> _YOUR OBJECTIVE_
Could you write out the records below exactly as they appear, leaving out any pictures?

> _RECORDED DATA_
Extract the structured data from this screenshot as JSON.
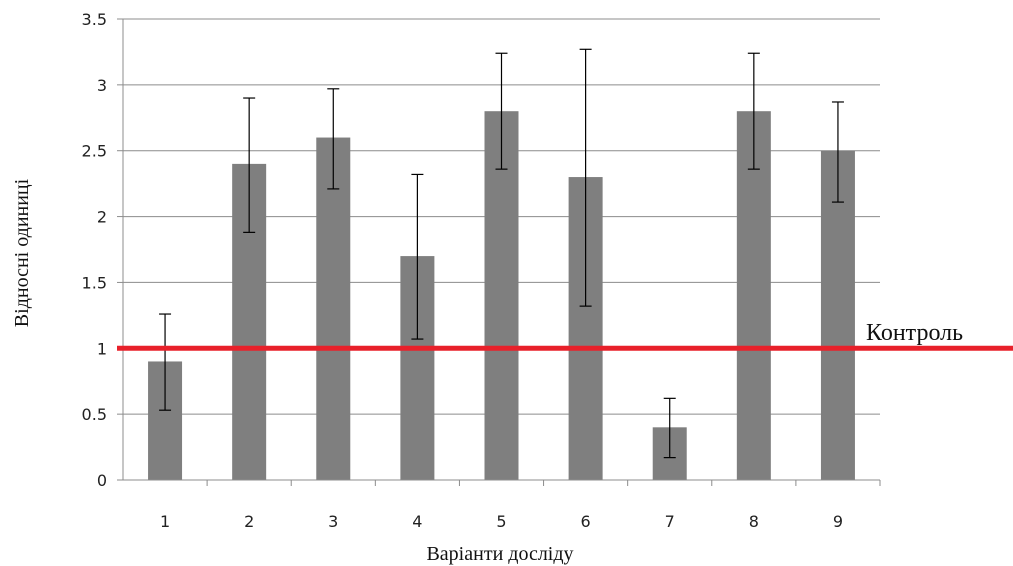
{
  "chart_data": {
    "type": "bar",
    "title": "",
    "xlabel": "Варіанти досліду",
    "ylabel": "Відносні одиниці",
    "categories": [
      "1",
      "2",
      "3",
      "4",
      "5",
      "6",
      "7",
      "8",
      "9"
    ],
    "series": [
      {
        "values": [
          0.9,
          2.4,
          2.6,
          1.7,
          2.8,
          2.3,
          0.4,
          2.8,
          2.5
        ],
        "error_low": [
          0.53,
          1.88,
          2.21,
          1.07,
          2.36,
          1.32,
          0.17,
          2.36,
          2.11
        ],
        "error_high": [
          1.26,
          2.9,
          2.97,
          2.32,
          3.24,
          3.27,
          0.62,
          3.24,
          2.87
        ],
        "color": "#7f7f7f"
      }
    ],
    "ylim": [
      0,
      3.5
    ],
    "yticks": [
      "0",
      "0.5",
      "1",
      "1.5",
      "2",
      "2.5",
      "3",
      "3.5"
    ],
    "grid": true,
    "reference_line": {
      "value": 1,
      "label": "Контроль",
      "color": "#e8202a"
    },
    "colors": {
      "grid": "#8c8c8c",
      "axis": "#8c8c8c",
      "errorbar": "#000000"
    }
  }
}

> _OUTPUT_
Extract the structured data from this screenshot as JSON.
{
  "chart_data": {
    "type": "bar",
    "title": "",
    "xlabel": "Варіанти досліду",
    "ylabel": "Відносні одиниці",
    "categories": [
      "1",
      "2",
      "3",
      "4",
      "5",
      "6",
      "7",
      "8",
      "9"
    ],
    "series": [
      {
        "values": [
          0.9,
          2.4,
          2.6,
          1.7,
          2.8,
          2.3,
          0.4,
          2.8,
          2.5
        ],
        "error_low": [
          0.53,
          1.88,
          2.21,
          1.07,
          2.36,
          1.32,
          0.17,
          2.36,
          2.11
        ],
        "error_high": [
          1.26,
          2.9,
          2.97,
          2.32,
          3.24,
          3.27,
          0.62,
          3.24,
          2.87
        ],
        "color": "#7f7f7f"
      }
    ],
    "ylim": [
      0,
      3.5
    ],
    "yticks": [
      "0",
      "0.5",
      "1",
      "1.5",
      "2",
      "2.5",
      "3",
      "3.5"
    ],
    "grid": true,
    "reference_line": {
      "value": 1,
      "label": "Контроль",
      "color": "#e8202a"
    },
    "colors": {
      "grid": "#8c8c8c",
      "axis": "#8c8c8c",
      "errorbar": "#000000"
    }
  }
}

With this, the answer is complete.